Return all lines in the material below that contain "locuri".

====== Exercise input

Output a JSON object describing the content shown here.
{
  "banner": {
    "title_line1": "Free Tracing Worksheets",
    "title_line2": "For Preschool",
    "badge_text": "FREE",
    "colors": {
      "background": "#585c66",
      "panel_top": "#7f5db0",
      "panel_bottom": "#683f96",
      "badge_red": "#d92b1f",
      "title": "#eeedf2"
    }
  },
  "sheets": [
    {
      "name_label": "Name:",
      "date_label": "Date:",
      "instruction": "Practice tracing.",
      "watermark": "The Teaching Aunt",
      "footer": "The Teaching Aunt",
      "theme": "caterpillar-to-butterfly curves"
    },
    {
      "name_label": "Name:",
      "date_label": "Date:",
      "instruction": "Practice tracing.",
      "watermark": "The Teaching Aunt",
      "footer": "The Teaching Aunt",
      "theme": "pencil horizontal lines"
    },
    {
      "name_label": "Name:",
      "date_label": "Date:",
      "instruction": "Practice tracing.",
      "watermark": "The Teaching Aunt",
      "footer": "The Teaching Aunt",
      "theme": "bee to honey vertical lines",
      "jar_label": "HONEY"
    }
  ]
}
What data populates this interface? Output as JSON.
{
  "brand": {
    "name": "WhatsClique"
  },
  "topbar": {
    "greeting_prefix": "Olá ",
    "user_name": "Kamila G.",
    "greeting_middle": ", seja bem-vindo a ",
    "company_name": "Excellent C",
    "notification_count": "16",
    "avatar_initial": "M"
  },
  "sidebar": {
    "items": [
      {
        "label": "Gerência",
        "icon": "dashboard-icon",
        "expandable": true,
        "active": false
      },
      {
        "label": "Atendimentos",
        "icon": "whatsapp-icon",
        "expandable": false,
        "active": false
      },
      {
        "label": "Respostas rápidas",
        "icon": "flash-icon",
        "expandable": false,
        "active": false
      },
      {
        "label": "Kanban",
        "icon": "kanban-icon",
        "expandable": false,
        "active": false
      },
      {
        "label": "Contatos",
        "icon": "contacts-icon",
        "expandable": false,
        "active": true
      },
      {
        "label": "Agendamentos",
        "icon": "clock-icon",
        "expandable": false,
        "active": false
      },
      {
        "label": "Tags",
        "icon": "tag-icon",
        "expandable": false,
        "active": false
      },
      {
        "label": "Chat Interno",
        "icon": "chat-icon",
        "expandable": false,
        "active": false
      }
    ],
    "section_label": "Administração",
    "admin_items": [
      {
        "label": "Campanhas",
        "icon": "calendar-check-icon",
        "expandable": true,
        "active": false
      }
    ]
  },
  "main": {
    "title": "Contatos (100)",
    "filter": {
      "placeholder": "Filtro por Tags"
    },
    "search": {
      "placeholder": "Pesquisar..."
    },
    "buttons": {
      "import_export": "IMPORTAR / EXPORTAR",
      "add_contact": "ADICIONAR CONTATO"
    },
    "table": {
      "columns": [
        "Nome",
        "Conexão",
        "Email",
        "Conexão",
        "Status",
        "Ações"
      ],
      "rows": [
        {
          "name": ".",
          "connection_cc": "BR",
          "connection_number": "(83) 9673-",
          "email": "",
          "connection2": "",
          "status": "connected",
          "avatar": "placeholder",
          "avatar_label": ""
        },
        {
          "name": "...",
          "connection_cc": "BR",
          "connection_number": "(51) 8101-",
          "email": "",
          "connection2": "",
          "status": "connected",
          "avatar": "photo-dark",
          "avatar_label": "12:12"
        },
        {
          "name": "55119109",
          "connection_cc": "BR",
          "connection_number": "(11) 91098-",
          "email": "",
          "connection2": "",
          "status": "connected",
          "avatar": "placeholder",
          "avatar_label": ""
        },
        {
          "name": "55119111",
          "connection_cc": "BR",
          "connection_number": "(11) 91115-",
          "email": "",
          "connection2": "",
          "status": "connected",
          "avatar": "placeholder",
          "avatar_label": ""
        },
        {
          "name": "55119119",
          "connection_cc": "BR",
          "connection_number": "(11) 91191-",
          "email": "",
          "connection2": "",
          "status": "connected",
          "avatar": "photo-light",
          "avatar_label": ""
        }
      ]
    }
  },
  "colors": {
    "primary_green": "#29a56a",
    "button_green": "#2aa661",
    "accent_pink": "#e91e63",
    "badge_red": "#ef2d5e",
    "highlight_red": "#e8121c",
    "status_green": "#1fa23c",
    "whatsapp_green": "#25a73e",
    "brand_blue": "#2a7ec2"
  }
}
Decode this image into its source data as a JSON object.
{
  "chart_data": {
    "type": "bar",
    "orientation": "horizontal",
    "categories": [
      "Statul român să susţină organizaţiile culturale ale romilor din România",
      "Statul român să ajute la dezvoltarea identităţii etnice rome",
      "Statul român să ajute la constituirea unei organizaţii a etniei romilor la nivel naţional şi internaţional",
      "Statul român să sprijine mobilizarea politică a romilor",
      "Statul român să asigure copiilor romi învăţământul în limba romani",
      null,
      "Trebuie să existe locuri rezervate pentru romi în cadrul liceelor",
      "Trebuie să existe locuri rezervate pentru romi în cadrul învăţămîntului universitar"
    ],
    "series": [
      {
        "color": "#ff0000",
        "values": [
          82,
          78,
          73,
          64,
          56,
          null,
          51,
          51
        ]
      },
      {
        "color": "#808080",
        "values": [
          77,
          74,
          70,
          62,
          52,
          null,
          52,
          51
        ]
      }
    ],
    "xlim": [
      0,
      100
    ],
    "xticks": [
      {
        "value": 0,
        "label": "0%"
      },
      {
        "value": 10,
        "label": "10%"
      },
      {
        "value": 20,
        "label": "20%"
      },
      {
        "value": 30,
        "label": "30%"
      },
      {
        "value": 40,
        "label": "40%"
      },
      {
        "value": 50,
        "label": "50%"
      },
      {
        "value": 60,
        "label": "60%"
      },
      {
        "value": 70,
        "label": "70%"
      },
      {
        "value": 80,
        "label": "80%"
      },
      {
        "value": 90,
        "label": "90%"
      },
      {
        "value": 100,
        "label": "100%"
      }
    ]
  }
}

============

Answer for the task:
      "Trebuie să existe locuri rezervate pentru romi în cadrul liceelor",
      "Trebuie să existe locuri rezervate pentru romi în cadrul învăţămîntului universitar"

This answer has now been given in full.